-------- RECORDS SUPPLIED
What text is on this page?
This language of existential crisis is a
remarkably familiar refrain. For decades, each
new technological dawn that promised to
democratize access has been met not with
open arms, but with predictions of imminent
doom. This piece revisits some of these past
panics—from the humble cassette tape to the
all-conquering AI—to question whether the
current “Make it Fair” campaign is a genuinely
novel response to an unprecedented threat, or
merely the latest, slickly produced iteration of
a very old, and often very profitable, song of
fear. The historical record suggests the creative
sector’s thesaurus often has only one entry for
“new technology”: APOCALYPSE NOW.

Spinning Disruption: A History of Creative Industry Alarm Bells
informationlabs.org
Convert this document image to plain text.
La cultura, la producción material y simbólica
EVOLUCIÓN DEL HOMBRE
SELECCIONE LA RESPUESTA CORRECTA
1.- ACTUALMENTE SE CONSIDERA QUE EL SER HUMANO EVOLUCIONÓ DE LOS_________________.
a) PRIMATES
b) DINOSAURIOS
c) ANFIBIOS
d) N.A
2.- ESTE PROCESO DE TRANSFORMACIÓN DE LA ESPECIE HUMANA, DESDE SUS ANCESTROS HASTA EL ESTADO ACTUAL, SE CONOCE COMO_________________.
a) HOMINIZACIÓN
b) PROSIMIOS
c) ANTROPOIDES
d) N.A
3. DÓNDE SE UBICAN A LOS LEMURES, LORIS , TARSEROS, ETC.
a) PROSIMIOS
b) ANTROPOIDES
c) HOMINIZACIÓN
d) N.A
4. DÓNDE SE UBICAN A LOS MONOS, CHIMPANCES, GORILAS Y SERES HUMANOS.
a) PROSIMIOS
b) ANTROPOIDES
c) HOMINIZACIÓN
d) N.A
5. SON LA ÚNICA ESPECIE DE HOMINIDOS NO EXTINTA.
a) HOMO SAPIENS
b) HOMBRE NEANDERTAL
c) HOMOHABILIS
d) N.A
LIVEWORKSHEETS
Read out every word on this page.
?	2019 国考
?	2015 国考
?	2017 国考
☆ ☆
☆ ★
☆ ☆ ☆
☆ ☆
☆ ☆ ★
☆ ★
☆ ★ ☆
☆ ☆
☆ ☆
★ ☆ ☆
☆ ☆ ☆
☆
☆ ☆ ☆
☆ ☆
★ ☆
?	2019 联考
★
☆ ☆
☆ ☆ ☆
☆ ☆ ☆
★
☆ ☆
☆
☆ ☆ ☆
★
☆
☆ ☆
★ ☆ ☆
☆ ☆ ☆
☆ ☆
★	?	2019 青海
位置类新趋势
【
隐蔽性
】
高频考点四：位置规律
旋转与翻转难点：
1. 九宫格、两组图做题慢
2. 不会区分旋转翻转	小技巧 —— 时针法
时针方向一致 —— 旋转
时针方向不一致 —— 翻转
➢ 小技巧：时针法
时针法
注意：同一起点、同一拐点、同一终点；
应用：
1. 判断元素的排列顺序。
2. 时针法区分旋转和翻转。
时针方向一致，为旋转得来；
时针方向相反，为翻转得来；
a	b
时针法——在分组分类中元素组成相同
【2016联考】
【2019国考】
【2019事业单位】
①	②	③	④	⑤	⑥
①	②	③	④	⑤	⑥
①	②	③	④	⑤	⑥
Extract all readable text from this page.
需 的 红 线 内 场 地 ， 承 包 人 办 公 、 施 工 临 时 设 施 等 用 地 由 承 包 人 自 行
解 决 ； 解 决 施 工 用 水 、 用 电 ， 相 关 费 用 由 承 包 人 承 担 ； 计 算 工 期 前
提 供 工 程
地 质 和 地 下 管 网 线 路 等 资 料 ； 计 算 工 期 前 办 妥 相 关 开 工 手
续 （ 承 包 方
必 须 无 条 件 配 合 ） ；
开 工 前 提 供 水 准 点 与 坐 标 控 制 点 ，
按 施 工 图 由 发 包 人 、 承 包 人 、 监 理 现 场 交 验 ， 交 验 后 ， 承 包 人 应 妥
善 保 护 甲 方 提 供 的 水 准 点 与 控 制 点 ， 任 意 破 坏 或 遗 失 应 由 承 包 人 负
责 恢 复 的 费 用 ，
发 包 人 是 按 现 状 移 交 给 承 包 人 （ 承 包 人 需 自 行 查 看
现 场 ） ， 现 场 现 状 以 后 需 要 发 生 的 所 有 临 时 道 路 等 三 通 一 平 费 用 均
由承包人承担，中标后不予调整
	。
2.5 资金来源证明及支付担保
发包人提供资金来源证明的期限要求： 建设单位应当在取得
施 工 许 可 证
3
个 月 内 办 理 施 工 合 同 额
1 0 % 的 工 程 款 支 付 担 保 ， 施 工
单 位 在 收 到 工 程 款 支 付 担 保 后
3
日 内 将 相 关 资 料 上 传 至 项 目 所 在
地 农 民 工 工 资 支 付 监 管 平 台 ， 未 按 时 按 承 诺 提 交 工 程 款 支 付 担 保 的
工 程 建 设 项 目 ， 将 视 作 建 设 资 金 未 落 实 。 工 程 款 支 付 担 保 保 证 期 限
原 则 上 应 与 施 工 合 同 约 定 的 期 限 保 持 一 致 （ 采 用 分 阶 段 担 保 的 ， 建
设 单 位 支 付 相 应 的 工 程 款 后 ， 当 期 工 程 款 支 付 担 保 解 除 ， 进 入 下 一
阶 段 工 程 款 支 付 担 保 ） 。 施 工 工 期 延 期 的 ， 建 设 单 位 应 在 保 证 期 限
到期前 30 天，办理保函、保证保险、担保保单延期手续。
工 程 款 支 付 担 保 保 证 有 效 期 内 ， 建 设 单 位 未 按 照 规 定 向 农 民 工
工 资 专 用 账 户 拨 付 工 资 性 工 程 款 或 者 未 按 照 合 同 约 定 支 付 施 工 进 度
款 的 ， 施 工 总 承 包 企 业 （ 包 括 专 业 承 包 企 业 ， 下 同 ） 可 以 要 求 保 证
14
----------------
■ **WHAT THE EXERCISE ASKS**:
Print the material verbatim, all of it.

■ **TASK ANSWER**:
What text is on this page?
This language of existential crisis is a
remarkably familiar refrain. For decades, each
new technological dawn that promised to
democratize access has been met not with
open arms, but with predictions of imminent
doom. This piece revisits some of these past
panics—from the humble cassette tape to the
all-conquering AI—to question whether the
current “Make it Fair” campaign is a genuinely
novel response to an unprecedented threat, or
merely the latest, slickly produced iteration of
a very old, and often very profitable, song of
fear. The historical record suggests the creative
sector’s thesaurus often has only one entry for
“new technology”: APOCALYPSE NOW.

Spinning Disruption: A History of Creative Industry Alarm Bells
informationlabs.org
Convert this document image to plain text.
La cultura, la producción material y simbólica
EVOLUCIÓN DEL HOMBRE
SELECCIONE LA RESPUESTA CORRECTA
1.- ACTUALMENTE SE CONSIDERA QUE EL SER HUMANO EVOLUCIONÓ DE LOS_________________.
a) PRIMATES
b) DINOSAURIOS
c) ANFIBIOS
d) N.A
2.- ESTE PROCESO DE TRANSFORMACIÓN DE LA ESPECIE HUMANA, DESDE SUS ANCESTROS HASTA EL ESTADO ACTUAL, SE CONOCE COMO_________________.
a) HOMINIZACIÓN
b) PROSIMIOS
c) ANTROPOIDES
d) N.A
3. DÓNDE SE UBICAN A LOS LEMURES, LORIS , TARSEROS, ETC.
a) PROSIMIOS
b) ANTROPOIDES
c) HOMINIZACIÓN
d) N.A
4. DÓNDE SE UBICAN A LOS MONOS, CHIMPANCES, GORILAS Y SERES HUMANOS.
a) PROSIMIOS
b) ANTROPOIDES
c) HOMINIZACIÓN
d) N.A
5. SON LA ÚNICA ESPECIE DE HOMINIDOS NO EXTINTA.
a) HOMO SAPIENS
b) HOMBRE NEANDERTAL
c) HOMOHABILIS
d) N.A
LIVEWORKSHEETS
Read out every word on this page.
?	2019 国考
?	2015 国考
?	2017 国考
☆ ☆
☆ ★
☆ ☆ ☆
☆ ☆
☆ ☆ ★
☆ ★
☆ ★ ☆
☆ ☆
☆ ☆
★ ☆ ☆
☆ ☆ ☆
☆
☆ ☆ ☆
☆ ☆
★ ☆
?	2019 联考
★
☆ ☆
☆ ☆ ☆
☆ ☆ ☆
★
☆ ☆
☆
☆ ☆ ☆
★
☆
☆ ☆
★ ☆ ☆
☆ ☆ ☆
☆ ☆
★	?	2019 青海
位置类新趋势
【
隐蔽性
】
高频考点四：位置规律
旋转与翻转难点：
1. 九宫格、两组图做题慢
2. 不会区分旋转翻转	小技巧 —— 时针法
时针方向一致 —— 旋转
时针方向不一致 —— 翻转
➢ 小技巧：时针法
时针法
注意：同一起点、同一拐点、同一终点；
应用：
1. 判断元素的排列顺序。
2. 时针法区分旋转和翻转。
时针方向一致，为旋转得来；
时针方向相反，为翻转得来；
a	b
时针法——在分组分类中元素组成相同
【2016联考】
【2019国考】
【2019事业单位】
①	②	③	④	⑤	⑥
①	②	③	④	⑤	⑥
①	②	③	④	⑤	⑥
Extract all readable text from this page.
需 的 红 线 内 场 地 ， 承 包 人 办 公 、 施 工 临 时 设 施 等 用 地 由 承 包 人 自 行
解 决 ； 解 决 施 工 用 水 、 用 电 ， 相 关 费 用 由 承 包 人 承 担 ； 计 算 工 期 前
提 供 工 程
地 质 和 地 下 管 网 线 路 等 资 料 ； 计 算 工 期 前 办 妥 相 关 开 工 手
续 （ 承 包 方
必 须 无 条 件 配 合 ） ；
开 工 前 提 供 水 准 点 与 坐 标 控 制 点 ，
按 施 工 图 由 发 包 人 、 承 包 人 、 监 理 现 场 交 验 ， 交 验 后 ， 承 包 人 应 妥
善 保 护 甲 方 提 供 的 水 准 点 与 控 制 点 ， 任 意 破 坏 或 遗 失 应 由 承 包 人 负
责 恢 复 的 费 用 ，
发 包 人 是 按 现 状 移 交 给 承 包 人 （ 承 包 人 需 自 行 查 看
现 场 ） ， 现 场 现 状 以 后 需 要 发 生 的 所 有 临 时 道 路 等 三 通 一 平 费 用 均
由承包人承担，中标后不予调整
	。
2.5 资金来源证明及支付担保
发包人提供资金来源证明的期限要求： 建设单位应当在取得
施 工 许 可 证
3
个 月 内 办 理 施 工 合 同 额
1 0 % 的 工 程 款 支 付 担 保 ， 施 工
单 位 在 收 到 工 程 款 支 付 担 保 后
3
日 内 将 相 关 资 料 上 传 至 项 目 所 在
地 农 民 工 工 资 支 付 监 管 平 台 ， 未 按 时 按 承 诺 提 交 工 程 款 支 付 担 保 的
工 程 建 设 项 目 ， 将 视 作 建 设 资 金 未 落 实 。 工 程 款 支 付 担 保 保 证 期 限
原 则 上 应 与 施 工 合 同 约 定 的 期 限 保 持 一 致 （ 采 用 分 阶 段 担 保 的 ， 建
设 单 位 支 付 相 应 的 工 程 款 后 ， 当 期 工 程 款 支 付 担 保 解 除 ， 进 入 下 一
阶 段 工 程 款 支 付 担 保 ） 。 施 工 工 期 延 期 的 ， 建 设 单 位 应 在 保 证 期 限
到期前 30 天，办理保函、保证保险、担保保单延期手续。
工 程 款 支 付 担 保 保 证 有 效 期 内 ， 建 设 单 位 未 按 照 规 定 向 农 民 工
工 资 专 用 账 户 拨 付 工 资 性 工 程 款 或 者 未 按 照 合 同 约 定 支 付 施 工 进 度
款 的 ， 施 工 总 承 包 企 业 （ 包 括 专 业 承 包 企 业 ， 下 同 ） 可 以 要 求 保 证
14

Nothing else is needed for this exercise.